- Short task
From the entries provided below, copy each line that contains the word "name".

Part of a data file
________________________________________

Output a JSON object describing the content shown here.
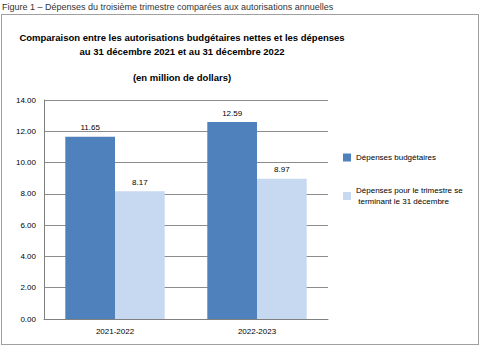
{
  "caption": "Figure 1 – Dépenses du troisième trimestre comparées aux autorisations annuelles",
  "chart_data": {
    "type": "bar",
    "title": "Comparaison entre les autorisations budgétaires nettes et les dépenses\nau 31 décembre 2021 et au 31 décembre 2022",
    "subtitle": "(en million de dollars)",
    "categories": [
      "2021-2022",
      "2022-2023"
    ],
    "series": [
      {
        "name": "Dépenses budgétaires",
        "color": "#4f81bd",
        "values": [
          11.65,
          12.59
        ]
      },
      {
        "name": "Dépenses pour le trimestre se terminant le 31 décembre",
        "color": "#c6d9f1",
        "values": [
          8.17,
          8.97
        ]
      }
    ],
    "ylim": [
      0,
      14
    ],
    "yticks": [
      {
        "value": 0,
        "label": "0.00"
      },
      {
        "value": 2,
        "label": "2.00"
      },
      {
        "value": 4,
        "label": "4.00"
      },
      {
        "value": 6,
        "label": "6.00"
      },
      {
        "value": 8,
        "label": "8.00"
      },
      {
        "value": 10,
        "label": "10.00"
      },
      {
        "value": 12,
        "label": "12.00"
      },
      {
        "value": 14,
        "label": "14.00"
      }
    ],
    "grid": true,
    "legend": "right",
    "data_labels": true
  }
}
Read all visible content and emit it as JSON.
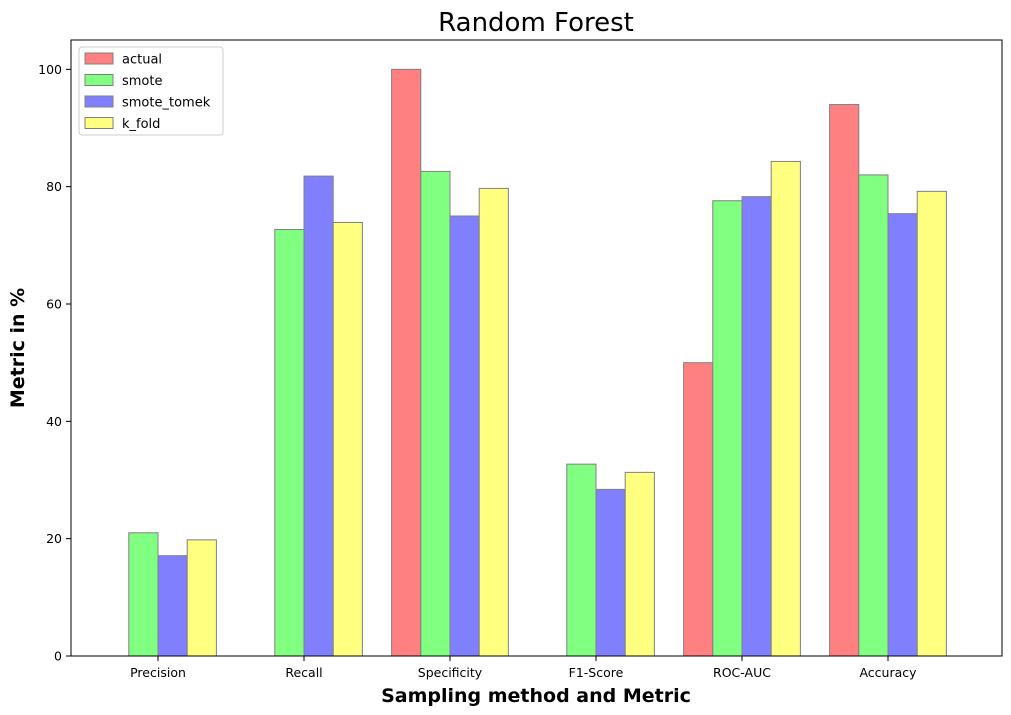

________________________________________

- Task answer
        "name": "Dépenses budgétaires",
        "name": "Dépenses pour le trimestre se terminant le 31 décembre",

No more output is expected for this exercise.